>> START
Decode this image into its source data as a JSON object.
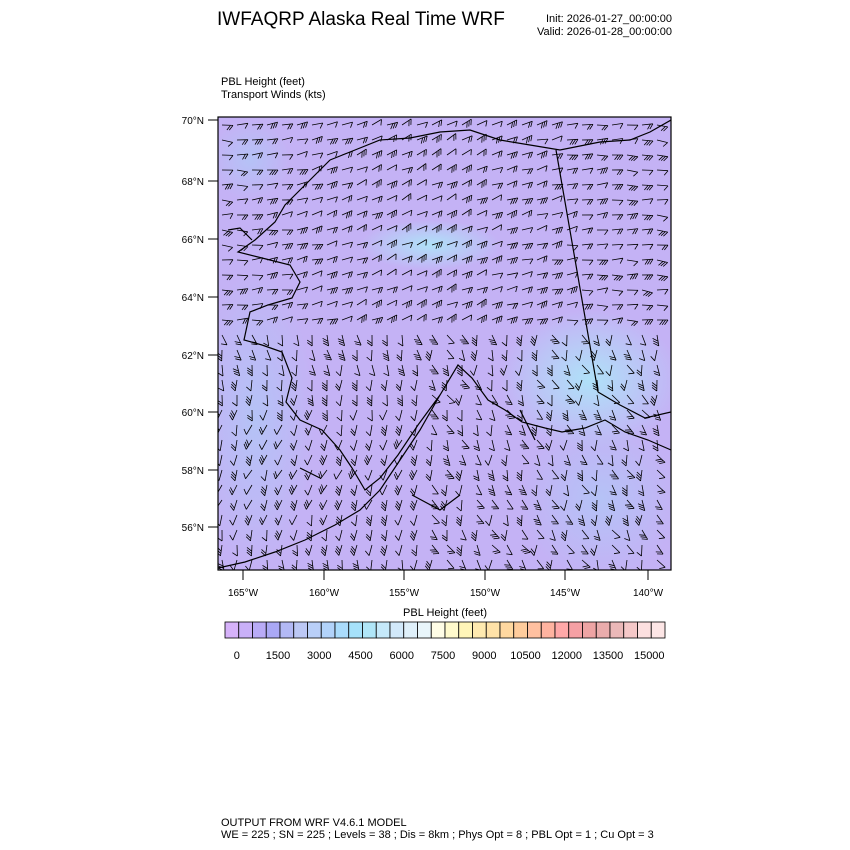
{
  "header": {
    "title": "IWFAQRP Alaska Real Time WRF",
    "init": "Init: 2026-01-27_00:00:00",
    "valid": "Valid: 2026-01-28_00:00:00",
    "field1": "PBL Height   (feet)",
    "field2": "Transport Winds   (kts)"
  },
  "map": {
    "lat_ticks": [
      "70°N",
      "68°N",
      "66°N",
      "64°N",
      "62°N",
      "60°N",
      "58°N",
      "56°N"
    ],
    "lon_ticks": [
      "165°W",
      "160°W",
      "155°W",
      "150°W",
      "145°W",
      "140°W"
    ],
    "dominant_color": "#c4b2f5",
    "secondary_color": "#b2dcf8"
  },
  "colorbar": {
    "title": "PBL Height  (feet)",
    "labels": [
      "0",
      "1500",
      "3000",
      "4500",
      "6000",
      "7500",
      "9000",
      "10500",
      "12000",
      "13500",
      "15000"
    ],
    "colors": [
      "#d6b2fa",
      "#c9b0f8",
      "#b9abf7",
      "#aaa8f5",
      "#b3b9f5",
      "#bcc8f5",
      "#b9cff8",
      "#b2d3fa",
      "#aadcfc",
      "#a6e2fb",
      "#b0e6f8",
      "#c5e9fa",
      "#d2e9fa",
      "#dff0fa",
      "#e9f6fb",
      "#fffde6",
      "#fffacc",
      "#fff5b8",
      "#ffeab0",
      "#ffe2a8",
      "#ffd8a0",
      "#ffcc9c",
      "#ffc0a0",
      "#ffb3a0",
      "#ffa8a8",
      "#f5a0a4",
      "#eea4a4",
      "#eaacac",
      "#eab8b8",
      "#f5c8c8",
      "#fde0e0",
      "#fde6e6"
    ]
  },
  "footer": {
    "line1": "OUTPUT FROM WRF V4.6.1 MODEL",
    "line2": "WE = 225 ; SN = 225 ; Levels = 38 ; Dis = 8km ; Phys Opt = 8 ; PBL Opt = 1 ; Cu Opt = 3"
  }
}
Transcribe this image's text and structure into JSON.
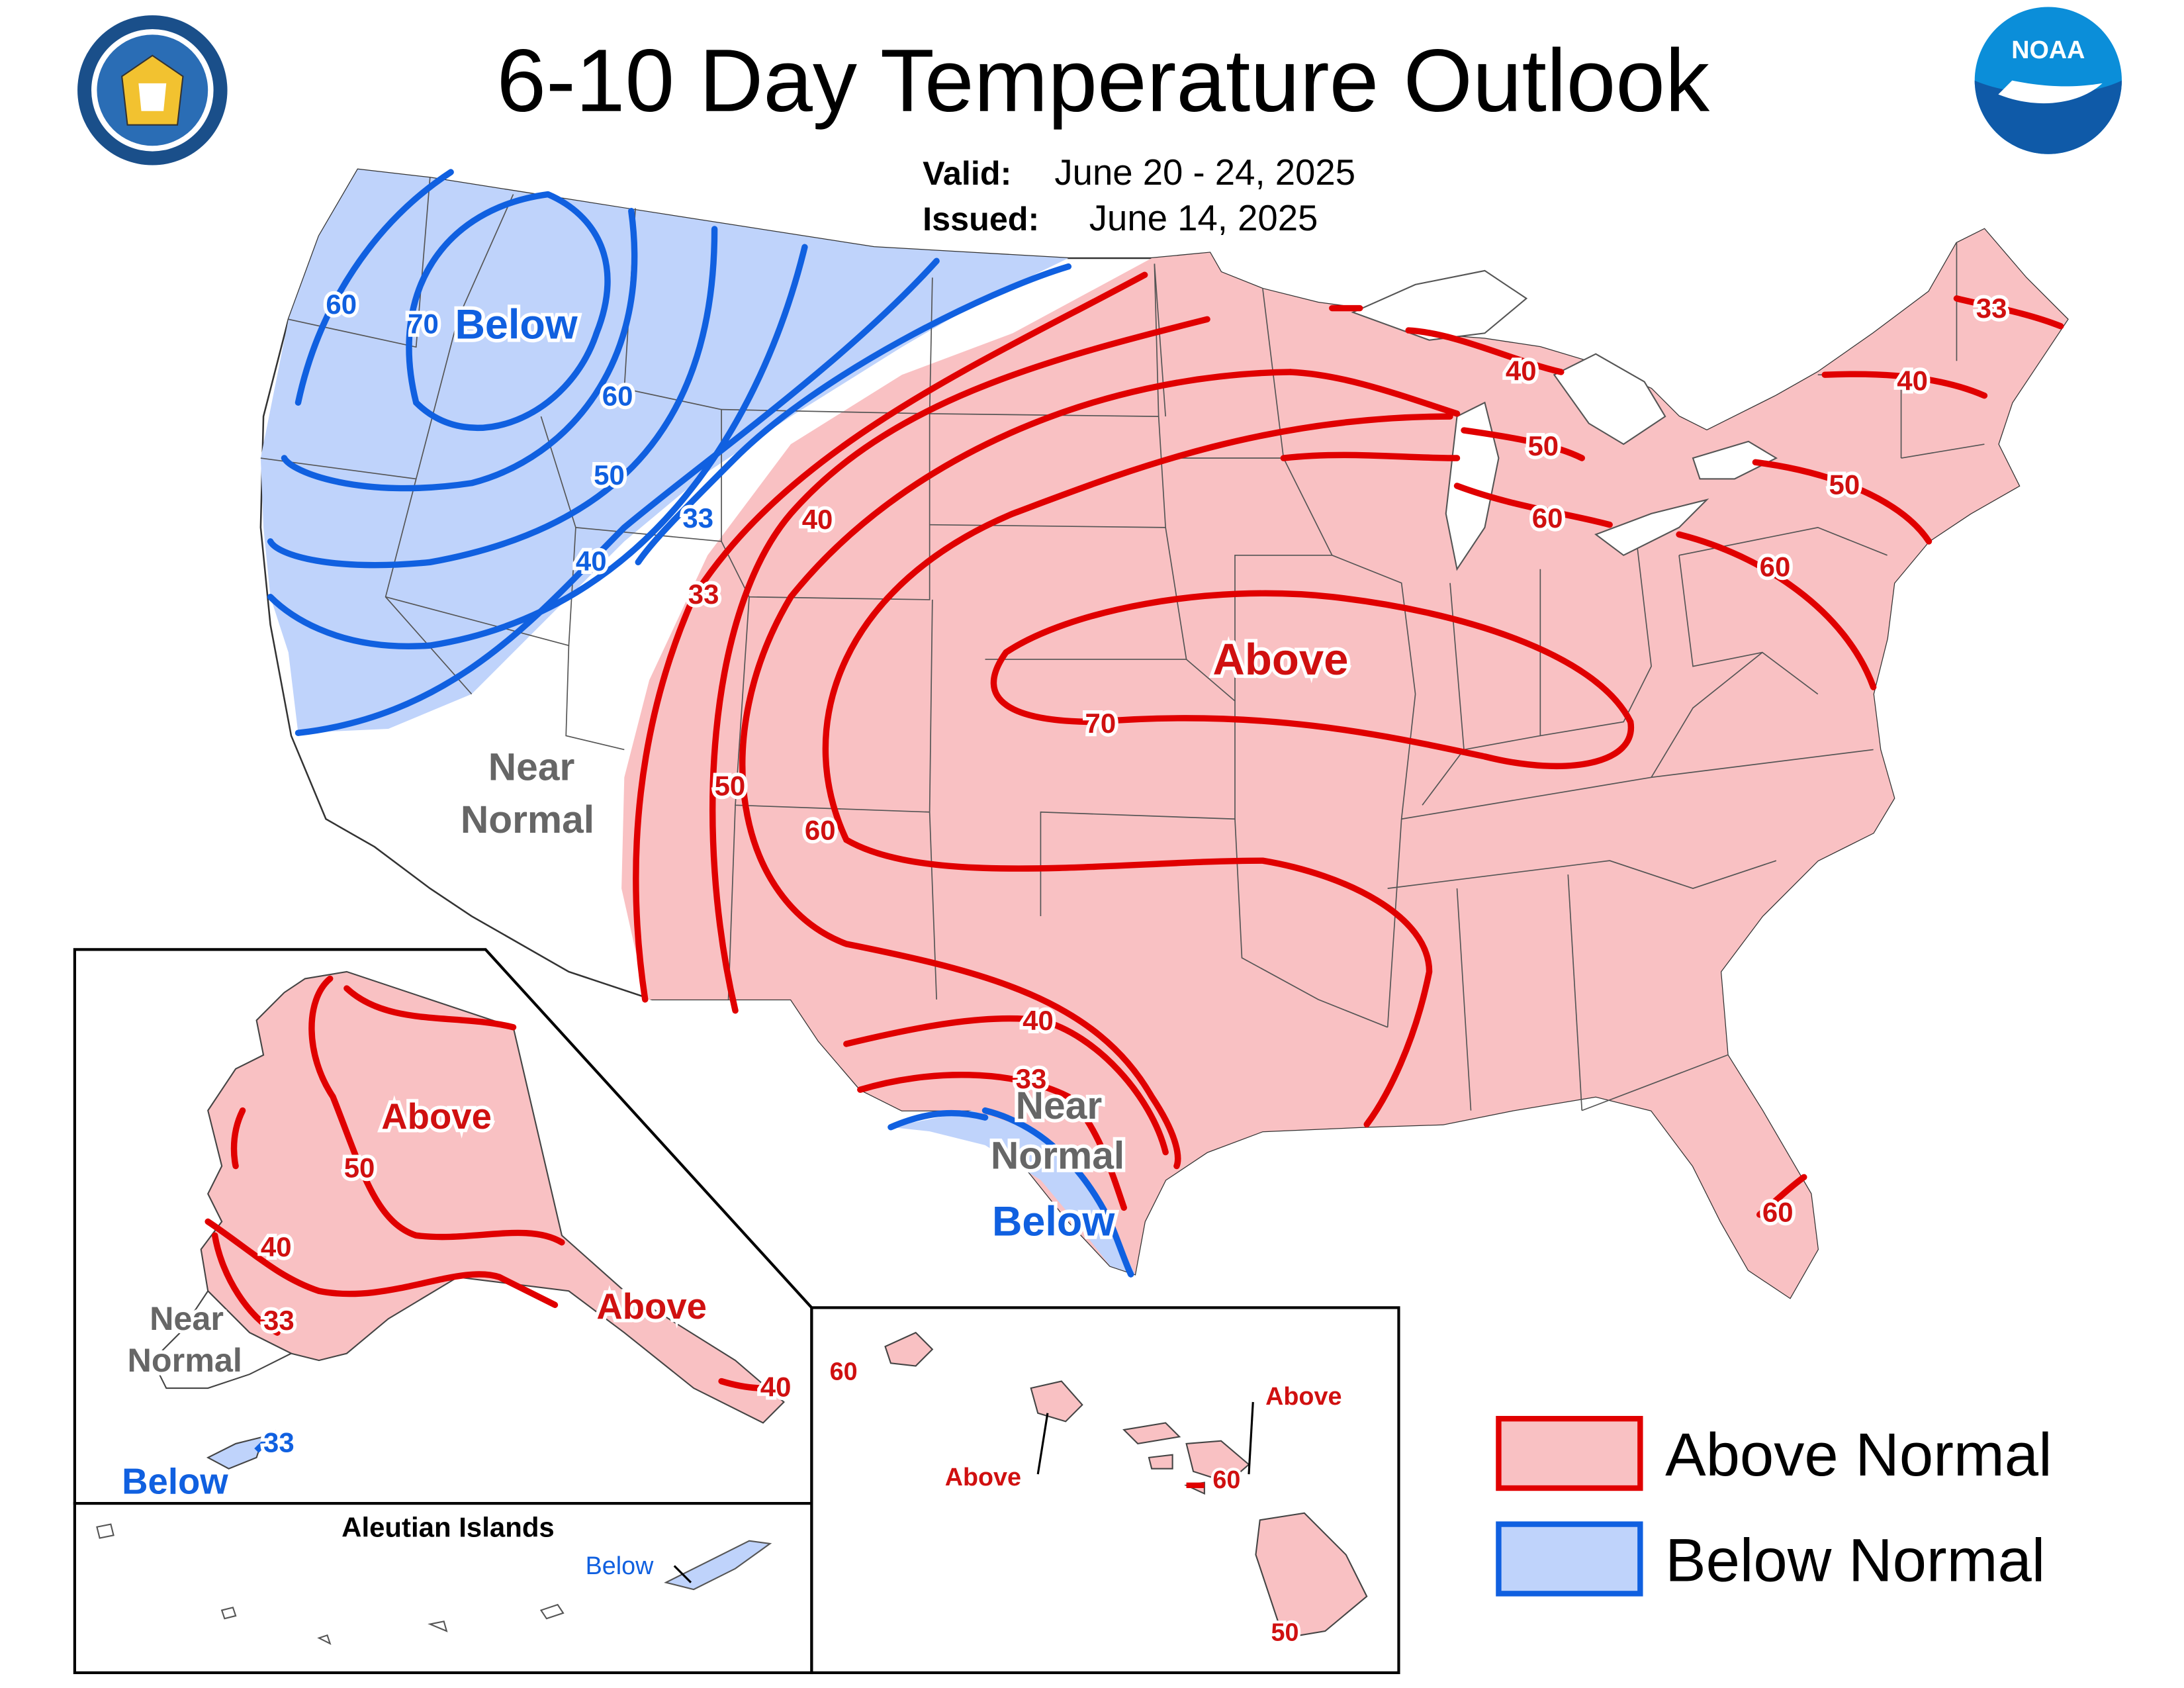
{
  "header": {
    "title": "6-10 Day Temperature Outlook",
    "valid_label": "Valid:",
    "valid_dates": "June 20 - 24, 2025",
    "issued_label": "Issued:",
    "issued_date": "June 14, 2025"
  },
  "logos": {
    "commerce_seal": "seal-icon",
    "noaa_text": "NOAA"
  },
  "colors": {
    "above_fill": "#f9c1c3",
    "above_line": "#e00000",
    "below_fill": "#bfd3fb",
    "below_line": "#1060e0",
    "near_text": "#666666"
  },
  "conus": {
    "region_labels": {
      "below_nw": "Below",
      "above_central": "Above",
      "near_normal_line1": "Near",
      "near_normal_line2": "Normal",
      "near_tx_line1": "Near",
      "near_tx_line2": "Normal",
      "below_tx": "Below"
    },
    "contour_labels": {
      "below": [
        "60",
        "70",
        "60",
        "50",
        "40",
        "33"
      ],
      "above": [
        "33",
        "40",
        "50",
        "60",
        "70",
        "40",
        "33",
        "40",
        "40",
        "33",
        "50",
        "60",
        "50",
        "60",
        "60"
      ]
    }
  },
  "alaska": {
    "above": "Above",
    "above_se": "Above",
    "near_line1": "Near",
    "near_line2": "Normal",
    "below": "Below",
    "contours": [
      "50",
      "40",
      "33",
      "40",
      "33"
    ]
  },
  "aleutians": {
    "title": "Aleutian Islands",
    "below": "Below"
  },
  "hawaii": {
    "contour_60_left": "60",
    "above_left": "Above",
    "above_right": "Above",
    "contour_60_maui": "60",
    "contour_50": "50"
  },
  "legend": {
    "above": "Above Normal",
    "below": "Below Normal"
  }
}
>> END
#### [EXERCISE DIRECTIONS]
Return the full material word for word. Do not include the pictures.

#### [FINISHED TASK]
Decode this image into its source data as a JSON object.
{
  "header": {
    "title": "IWFAQRP Alaska Real Time WRF",
    "init": "Init: 2026-01-27_00:00:00",
    "valid": "Valid: 2026-01-28_00:00:00",
    "field1": "PBL Height   (feet)",
    "field2": "Transport Winds   (kts)"
  },
  "map": {
    "lat_ticks": [
      "70°N",
      "68°N",
      "66°N",
      "64°N",
      "62°N",
      "60°N",
      "58°N",
      "56°N"
    ],
    "lon_ticks": [
      "165°W",
      "160°W",
      "155°W",
      "150°W",
      "145°W",
      "140°W"
    ],
    "dominant_color": "#c4b2f5",
    "secondary_color": "#b2dcf8"
  },
  "colorbar": {
    "title": "PBL Height  (feet)",
    "labels": [
      "0",
      "1500",
      "3000",
      "4500",
      "6000",
      "7500",
      "9000",
      "10500",
      "12000",
      "13500",
      "15000"
    ],
    "colors": [
      "#d6b2fa",
      "#c9b0f8",
      "#b9abf7",
      "#aaa8f5",
      "#b3b9f5",
      "#bcc8f5",
      "#b9cff8",
      "#b2d3fa",
      "#aadcfc",
      "#a6e2fb",
      "#b0e6f8",
      "#c5e9fa",
      "#d2e9fa",
      "#dff0fa",
      "#e9f6fb",
      "#fffde6",
      "#fffacc",
      "#fff5b8",
      "#ffeab0",
      "#ffe2a8",
      "#ffd8a0",
      "#ffcc9c",
      "#ffc0a0",
      "#ffb3a0",
      "#ffa8a8",
      "#f5a0a4",
      "#eea4a4",
      "#eaacac",
      "#eab8b8",
      "#f5c8c8",
      "#fde0e0",
      "#fde6e6"
    ]
  },
  "footer": {
    "line1": "OUTPUT FROM WRF V4.6.1 MODEL",
    "line2": "WE = 225 ; SN = 225 ; Levels = 38 ; Dis = 8km ; Phys Opt = 8 ; PBL Opt = 1 ; Cu Opt = 3"
  }
}
Transcribe this image's text and structure into JSON.
{
  "header": {
    "title": "6-10 Day Temperature Outlook",
    "valid_label": "Valid:",
    "valid_dates": "June 20 - 24, 2025",
    "issued_label": "Issued:",
    "issued_date": "June 14, 2025"
  },
  "logos": {
    "commerce_seal": "seal-icon",
    "noaa_text": "NOAA"
  },
  "colors": {
    "above_fill": "#f9c1c3",
    "above_line": "#e00000",
    "below_fill": "#bfd3fb",
    "below_line": "#1060e0",
    "near_text": "#666666"
  },
  "conus": {
    "region_labels": {
      "below_nw": "Below",
      "above_central": "Above",
      "near_normal_line1": "Near",
      "near_normal_line2": "Normal",
      "near_tx_line1": "Near",
      "near_tx_line2": "Normal",
      "below_tx": "Below"
    },
    "contour_labels": {
      "below": [
        "60",
        "70",
        "60",
        "50",
        "40",
        "33"
      ],
      "above": [
        "33",
        "40",
        "50",
        "60",
        "70",
        "40",
        "33",
        "40",
        "40",
        "33",
        "50",
        "60",
        "50",
        "60",
        "60"
      ]
    }
  },
  "alaska": {
    "above": "Above",
    "above_se": "Above",
    "near_line1": "Near",
    "near_line2": "Normal",
    "below": "Below",
    "contours": [
      "50",
      "40",
      "33",
      "40",
      "33"
    ]
  },
  "aleutians": {
    "title": "Aleutian Islands",
    "below": "Below"
  },
  "hawaii": {
    "contour_60_left": "60",
    "above_left": "Above",
    "above_right": "Above",
    "contour_60_maui": "60",
    "contour_50": "50"
  },
  "legend": {
    "above": "Above Normal",
    "below": "Below Normal"
  }
}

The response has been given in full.